Exactly as given, repeat all of the entries.

==== Rows ====

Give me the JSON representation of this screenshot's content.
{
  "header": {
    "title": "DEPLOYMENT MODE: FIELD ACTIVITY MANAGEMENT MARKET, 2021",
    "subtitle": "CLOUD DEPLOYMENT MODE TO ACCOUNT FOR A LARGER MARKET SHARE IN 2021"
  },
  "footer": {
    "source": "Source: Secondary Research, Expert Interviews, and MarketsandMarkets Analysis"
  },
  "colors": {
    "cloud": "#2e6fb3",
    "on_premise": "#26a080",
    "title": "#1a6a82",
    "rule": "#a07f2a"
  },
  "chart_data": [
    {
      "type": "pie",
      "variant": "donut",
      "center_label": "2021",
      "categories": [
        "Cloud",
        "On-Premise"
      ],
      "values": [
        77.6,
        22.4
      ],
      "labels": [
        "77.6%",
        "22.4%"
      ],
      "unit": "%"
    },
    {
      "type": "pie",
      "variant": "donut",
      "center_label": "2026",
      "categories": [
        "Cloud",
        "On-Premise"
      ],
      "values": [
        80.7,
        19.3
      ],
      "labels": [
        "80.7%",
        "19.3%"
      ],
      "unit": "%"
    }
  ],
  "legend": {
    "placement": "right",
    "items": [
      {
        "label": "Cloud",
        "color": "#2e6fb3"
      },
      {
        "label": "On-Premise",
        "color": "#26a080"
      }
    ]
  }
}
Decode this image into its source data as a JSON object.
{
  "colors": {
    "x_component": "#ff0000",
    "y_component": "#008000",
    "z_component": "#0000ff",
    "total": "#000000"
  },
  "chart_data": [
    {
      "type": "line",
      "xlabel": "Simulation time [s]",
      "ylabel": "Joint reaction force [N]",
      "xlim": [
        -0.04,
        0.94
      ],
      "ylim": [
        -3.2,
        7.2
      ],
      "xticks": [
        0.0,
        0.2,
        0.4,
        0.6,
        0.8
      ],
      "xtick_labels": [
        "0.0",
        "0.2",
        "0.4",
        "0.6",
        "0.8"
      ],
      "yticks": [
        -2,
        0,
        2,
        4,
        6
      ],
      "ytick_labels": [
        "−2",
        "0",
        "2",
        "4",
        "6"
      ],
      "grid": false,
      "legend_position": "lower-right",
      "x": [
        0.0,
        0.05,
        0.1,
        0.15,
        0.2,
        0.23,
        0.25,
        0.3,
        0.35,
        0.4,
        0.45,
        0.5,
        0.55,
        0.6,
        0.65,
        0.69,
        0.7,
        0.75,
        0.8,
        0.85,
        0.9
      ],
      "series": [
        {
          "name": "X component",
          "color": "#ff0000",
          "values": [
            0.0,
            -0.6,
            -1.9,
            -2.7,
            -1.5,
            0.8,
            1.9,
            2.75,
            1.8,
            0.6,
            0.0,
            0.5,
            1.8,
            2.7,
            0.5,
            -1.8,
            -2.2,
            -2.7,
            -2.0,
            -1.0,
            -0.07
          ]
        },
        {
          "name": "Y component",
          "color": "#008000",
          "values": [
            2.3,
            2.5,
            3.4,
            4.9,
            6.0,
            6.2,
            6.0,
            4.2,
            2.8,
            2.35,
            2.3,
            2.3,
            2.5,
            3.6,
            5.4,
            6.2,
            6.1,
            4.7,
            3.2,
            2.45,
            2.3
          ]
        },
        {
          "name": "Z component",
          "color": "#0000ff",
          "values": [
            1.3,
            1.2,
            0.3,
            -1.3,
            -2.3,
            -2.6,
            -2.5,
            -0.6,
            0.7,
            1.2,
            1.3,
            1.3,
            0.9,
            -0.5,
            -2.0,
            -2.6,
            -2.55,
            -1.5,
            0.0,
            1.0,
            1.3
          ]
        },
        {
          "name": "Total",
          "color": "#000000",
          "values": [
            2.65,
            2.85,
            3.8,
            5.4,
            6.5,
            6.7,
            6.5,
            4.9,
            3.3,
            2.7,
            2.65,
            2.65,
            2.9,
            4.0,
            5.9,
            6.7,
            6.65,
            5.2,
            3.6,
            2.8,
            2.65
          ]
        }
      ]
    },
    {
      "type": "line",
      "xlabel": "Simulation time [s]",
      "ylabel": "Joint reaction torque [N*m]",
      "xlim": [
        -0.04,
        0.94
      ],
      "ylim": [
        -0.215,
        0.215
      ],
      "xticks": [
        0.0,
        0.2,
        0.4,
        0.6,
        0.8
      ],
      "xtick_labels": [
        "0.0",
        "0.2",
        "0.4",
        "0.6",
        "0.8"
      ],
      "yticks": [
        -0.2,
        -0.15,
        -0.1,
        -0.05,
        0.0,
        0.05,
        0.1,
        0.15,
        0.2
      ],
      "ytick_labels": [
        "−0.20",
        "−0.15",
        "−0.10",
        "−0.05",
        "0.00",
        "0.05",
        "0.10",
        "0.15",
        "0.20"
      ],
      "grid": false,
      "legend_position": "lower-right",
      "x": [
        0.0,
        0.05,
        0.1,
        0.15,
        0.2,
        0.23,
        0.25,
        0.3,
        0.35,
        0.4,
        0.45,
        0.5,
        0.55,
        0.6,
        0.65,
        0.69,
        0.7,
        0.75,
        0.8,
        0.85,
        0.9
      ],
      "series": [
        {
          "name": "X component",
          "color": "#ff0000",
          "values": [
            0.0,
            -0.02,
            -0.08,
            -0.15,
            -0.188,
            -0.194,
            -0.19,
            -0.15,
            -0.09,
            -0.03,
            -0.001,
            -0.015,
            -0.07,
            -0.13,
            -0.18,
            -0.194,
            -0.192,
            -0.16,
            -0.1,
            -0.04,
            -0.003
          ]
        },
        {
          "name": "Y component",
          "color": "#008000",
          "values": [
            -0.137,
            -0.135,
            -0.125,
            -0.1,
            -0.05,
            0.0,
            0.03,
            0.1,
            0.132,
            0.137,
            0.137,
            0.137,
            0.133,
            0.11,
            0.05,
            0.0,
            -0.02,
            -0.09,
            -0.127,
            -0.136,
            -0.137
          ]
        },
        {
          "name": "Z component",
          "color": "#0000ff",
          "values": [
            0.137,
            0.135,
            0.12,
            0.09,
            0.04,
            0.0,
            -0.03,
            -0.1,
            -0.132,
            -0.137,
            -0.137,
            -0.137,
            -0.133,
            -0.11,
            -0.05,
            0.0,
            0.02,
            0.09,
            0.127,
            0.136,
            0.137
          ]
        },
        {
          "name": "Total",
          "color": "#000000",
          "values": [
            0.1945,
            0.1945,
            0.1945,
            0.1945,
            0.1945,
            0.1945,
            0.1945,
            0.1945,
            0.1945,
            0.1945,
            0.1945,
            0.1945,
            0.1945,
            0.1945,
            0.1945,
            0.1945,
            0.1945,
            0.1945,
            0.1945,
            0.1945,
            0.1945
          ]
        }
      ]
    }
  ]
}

====

▸ **Result**
Give me the JSON representation of this screenshot's content.
{
  "header": {
    "title": "DEPLOYMENT MODE: FIELD ACTIVITY MANAGEMENT MARKET, 2021",
    "subtitle": "CLOUD DEPLOYMENT MODE TO ACCOUNT FOR A LARGER MARKET SHARE IN 2021"
  },
  "footer": {
    "source": "Source: Secondary Research, Expert Interviews, and MarketsandMarkets Analysis"
  },
  "colors": {
    "cloud": "#2e6fb3",
    "on_premise": "#26a080",
    "title": "#1a6a82",
    "rule": "#a07f2a"
  },
  "chart_data": [
    {
      "type": "pie",
      "variant": "donut",
      "center_label": "2021",
      "categories": [
        "Cloud",
        "On-Premise"
      ],
      "values": [
        77.6,
        22.4
      ],
      "labels": [
        "77.6%",
        "22.4%"
      ],
      "unit": "%"
    },
    {
      "type": "pie",
      "variant": "donut",
      "center_label": "2026",
      "categories": [
        "Cloud",
        "On-Premise"
      ],
      "values": [
        80.7,
        19.3
      ],
      "labels": [
        "80.7%",
        "19.3%"
      ],
      "unit": "%"
    }
  ],
  "legend": {
    "placement": "right",
    "items": [
      {
        "label": "Cloud",
        "color": "#2e6fb3"
      },
      {
        "label": "On-Premise",
        "color": "#26a080"
      }
    ]
  }
}
Decode this image into its source data as a JSON object.
{
  "colors": {
    "x_component": "#ff0000",
    "y_component": "#008000",
    "z_component": "#0000ff",
    "total": "#000000"
  },
  "chart_data": [
    {
      "type": "line",
      "xlabel": "Simulation time [s]",
      "ylabel": "Joint reaction force [N]",
      "xlim": [
        -0.04,
        0.94
      ],
      "ylim": [
        -3.2,
        7.2
      ],
      "xticks": [
        0.0,
        0.2,
        0.4,
        0.6,
        0.8
      ],
      "xtick_labels": [
        "0.0",
        "0.2",
        "0.4",
        "0.6",
        "0.8"
      ],
      "yticks": [
        -2,
        0,
        2,
        4,
        6
      ],
      "ytick_labels": [
        "−2",
        "0",
        "2",
        "4",
        "6"
      ],
      "grid": false,
      "legend_position": "lower-right",
      "x": [
        0.0,
        0.05,
        0.1,
        0.15,
        0.2,
        0.23,
        0.25,
        0.3,
        0.35,
        0.4,
        0.45,
        0.5,
        0.55,
        0.6,
        0.65,
        0.69,
        0.7,
        0.75,
        0.8,
        0.85,
        0.9
      ],
      "series": [
        {
          "name": "X component",
          "color": "#ff0000",
          "values": [
            0.0,
            -0.6,
            -1.9,
            -2.7,
            -1.5,
            0.8,
            1.9,
            2.75,
            1.8,
            0.6,
            0.0,
            0.5,
            1.8,
            2.7,
            0.5,
            -1.8,
            -2.2,
            -2.7,
            -2.0,
            -1.0,
            -0.07
          ]
        },
        {
          "name": "Y component",
          "color": "#008000",
          "values": [
            2.3,
            2.5,
            3.4,
            4.9,
            6.0,
            6.2,
            6.0,
            4.2,
            2.8,
            2.35,
            2.3,
            2.3,
            2.5,
            3.6,
            5.4,
            6.2,
            6.1,
            4.7,
            3.2,
            2.45,
            2.3
          ]
        },
        {
          "name": "Z component",
          "color": "#0000ff",
          "values": [
            1.3,
            1.2,
            0.3,
            -1.3,
            -2.3,
            -2.6,
            -2.5,
            -0.6,
            0.7,
            1.2,
            1.3,
            1.3,
            0.9,
            -0.5,
            -2.0,
            -2.6,
            -2.55,
            -1.5,
            0.0,
            1.0,
            1.3
          ]
        },
        {
          "name": "Total",
          "color": "#000000",
          "values": [
            2.65,
            2.85,
            3.8,
            5.4,
            6.5,
            6.7,
            6.5,
            4.9,
            3.3,
            2.7,
            2.65,
            2.65,
            2.9,
            4.0,
            5.9,
            6.7,
            6.65,
            5.2,
            3.6,
            2.8,
            2.65
          ]
        }
      ]
    },
    {
      "type": "line",
      "xlabel": "Simulation time [s]",
      "ylabel": "Joint reaction torque [N*m]",
      "xlim": [
        -0.04,
        0.94
      ],
      "ylim": [
        -0.215,
        0.215
      ],
      "xticks": [
        0.0,
        0.2,
        0.4,
        0.6,
        0.8
      ],
      "xtick_labels": [
        "0.0",
        "0.2",
        "0.4",
        "0.6",
        "0.8"
      ],
      "yticks": [
        -0.2,
        -0.15,
        -0.1,
        -0.05,
        0.0,
        0.05,
        0.1,
        0.15,
        0.2
      ],
      "ytick_labels": [
        "−0.20",
        "−0.15",
        "−0.10",
        "−0.05",
        "0.00",
        "0.05",
        "0.10",
        "0.15",
        "0.20"
      ],
      "grid": false,
      "legend_position": "lower-right",
      "x": [
        0.0,
        0.05,
        0.1,
        0.15,
        0.2,
        0.23,
        0.25,
        0.3,
        0.35,
        0.4,
        0.45,
        0.5,
        0.55,
        0.6,
        0.65,
        0.69,
        0.7,
        0.75,
        0.8,
        0.85,
        0.9
      ],
      "series": [
        {
          "name": "X component",
          "color": "#ff0000",
          "values": [
            0.0,
            -0.02,
            -0.08,
            -0.15,
            -0.188,
            -0.194,
            -0.19,
            -0.15,
            -0.09,
            -0.03,
            -0.001,
            -0.015,
            -0.07,
            -0.13,
            -0.18,
            -0.194,
            -0.192,
            -0.16,
            -0.1,
            -0.04,
            -0.003
          ]
        },
        {
          "name": "Y component",
          "color": "#008000",
          "values": [
            -0.137,
            -0.135,
            -0.125,
            -0.1,
            -0.05,
            0.0,
            0.03,
            0.1,
            0.132,
            0.137,
            0.137,
            0.137,
            0.133,
            0.11,
            0.05,
            0.0,
            -0.02,
            -0.09,
            -0.127,
            -0.136,
            -0.137
          ]
        },
        {
          "name": "Z component",
          "color": "#0000ff",
          "values": [
            0.137,
            0.135,
            0.12,
            0.09,
            0.04,
            0.0,
            -0.03,
            -0.1,
            -0.132,
            -0.137,
            -0.137,
            -0.137,
            -0.133,
            -0.11,
            -0.05,
            0.0,
            0.02,
            0.09,
            0.127,
            0.136,
            0.137
          ]
        },
        {
          "name": "Total",
          "color": "#000000",
          "values": [
            0.1945,
            0.1945,
            0.1945,
            0.1945,
            0.1945,
            0.1945,
            0.1945,
            0.1945,
            0.1945,
            0.1945,
            0.1945,
            0.1945,
            0.1945,
            0.1945,
            0.1945,
            0.1945,
            0.1945,
            0.1945,
            0.1945,
            0.1945,
            0.1945
          ]
        }
      ]
    }
  ]
}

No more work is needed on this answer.